### WORK TO BE COMPLETED
Every entry that follows should be repeated exactly; drop the images.

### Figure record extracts
= = = =
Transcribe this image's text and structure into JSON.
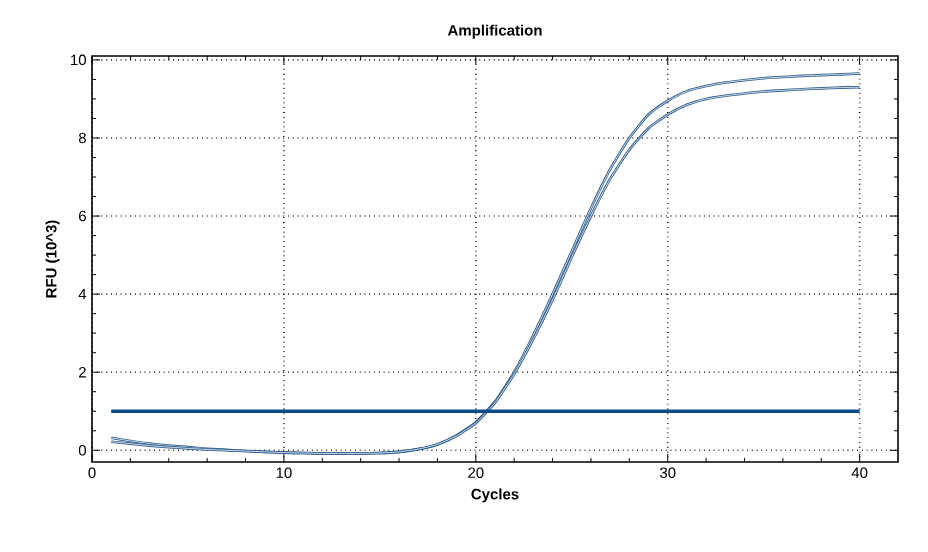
{
  "chart_data": {
    "type": "line",
    "title": "Amplification",
    "xlabel": "Cycles",
    "ylabel": "RFU (10^3)",
    "x": [
      1,
      2,
      3,
      4,
      5,
      6,
      7,
      8,
      9,
      10,
      11,
      12,
      13,
      14,
      15,
      16,
      17,
      18,
      19,
      20,
      21,
      22,
      23,
      24,
      25,
      26,
      27,
      28,
      29,
      30,
      31,
      32,
      33,
      34,
      35,
      36,
      37,
      38,
      39,
      40
    ],
    "series": [
      {
        "color": "#2b5b8c",
        "values": [
          0.32,
          0.24,
          0.17,
          0.12,
          0.08,
          0.04,
          0.01,
          -0.02,
          -0.04,
          -0.06,
          -0.07,
          -0.08,
          -0.08,
          -0.08,
          -0.07,
          -0.04,
          0.03,
          0.15,
          0.38,
          0.72,
          1.25,
          2.0,
          2.95,
          4.0,
          5.1,
          6.2,
          7.2,
          8.0,
          8.6,
          8.95,
          9.2,
          9.33,
          9.42,
          9.48,
          9.53,
          9.56,
          9.59,
          9.61,
          9.63,
          9.65
        ]
      },
      {
        "color": "#2b5b8c",
        "values": [
          0.22,
          0.17,
          0.12,
          0.08,
          0.05,
          0.02,
          0.0,
          -0.02,
          -0.04,
          -0.06,
          -0.07,
          -0.08,
          -0.08,
          -0.08,
          -0.07,
          -0.04,
          0.03,
          0.15,
          0.37,
          0.7,
          1.22,
          1.95,
          2.85,
          3.85,
          4.95,
          6.0,
          6.95,
          7.7,
          8.25,
          8.6,
          8.85,
          9.0,
          9.08,
          9.14,
          9.19,
          9.22,
          9.25,
          9.27,
          9.29,
          9.3
        ]
      }
    ],
    "ref_lines": [
      {
        "axis": "y",
        "value": 1,
        "color": "#0b4a85"
      }
    ],
    "xlim": [
      0,
      42
    ],
    "ylim": [
      -0.3,
      10.1
    ],
    "xticks": [
      0,
      10,
      20,
      30,
      40
    ],
    "yticks": [
      0,
      2,
      4,
      6,
      8,
      10
    ],
    "grid": true,
    "marker": "none",
    "line_style": "solid"
  }
}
= = = =
### TASK OUTPUT
Transcribe this image's text and structure into JSON.
{
  "chart_data": {
    "type": "line",
    "title": "Amplification",
    "xlabel": "Cycles",
    "ylabel": "RFU (10^3)",
    "x": [
      1,
      2,
      3,
      4,
      5,
      6,
      7,
      8,
      9,
      10,
      11,
      12,
      13,
      14,
      15,
      16,
      17,
      18,
      19,
      20,
      21,
      22,
      23,
      24,
      25,
      26,
      27,
      28,
      29,
      30,
      31,
      32,
      33,
      34,
      35,
      36,
      37,
      38,
      39,
      40
    ],
    "series": [
      {
        "color": "#2b5b8c",
        "values": [
          0.32,
          0.24,
          0.17,
          0.12,
          0.08,
          0.04,
          0.01,
          -0.02,
          -0.04,
          -0.06,
          -0.07,
          -0.08,
          -0.08,
          -0.08,
          -0.07,
          -0.04,
          0.03,
          0.15,
          0.38,
          0.72,
          1.25,
          2.0,
          2.95,
          4.0,
          5.1,
          6.2,
          7.2,
          8.0,
          8.6,
          8.95,
          9.2,
          9.33,
          9.42,
          9.48,
          9.53,
          9.56,
          9.59,
          9.61,
          9.63,
          9.65
        ]
      },
      {
        "color": "#2b5b8c",
        "values": [
          0.22,
          0.17,
          0.12,
          0.08,
          0.05,
          0.02,
          0.0,
          -0.02,
          -0.04,
          -0.06,
          -0.07,
          -0.08,
          -0.08,
          -0.08,
          -0.07,
          -0.04,
          0.03,
          0.15,
          0.37,
          0.7,
          1.22,
          1.95,
          2.85,
          3.85,
          4.95,
          6.0,
          6.95,
          7.7,
          8.25,
          8.6,
          8.85,
          9.0,
          9.08,
          9.14,
          9.19,
          9.22,
          9.25,
          9.27,
          9.29,
          9.3
        ]
      }
    ],
    "ref_lines": [
      {
        "axis": "y",
        "value": 1,
        "color": "#0b4a85"
      }
    ],
    "xlim": [
      0,
      42
    ],
    "ylim": [
      -0.3,
      10.1
    ],
    "xticks": [
      0,
      10,
      20,
      30,
      40
    ],
    "yticks": [
      0,
      2,
      4,
      6,
      8,
      10
    ],
    "grid": true,
    "marker": "none",
    "line_style": "solid"
  }
}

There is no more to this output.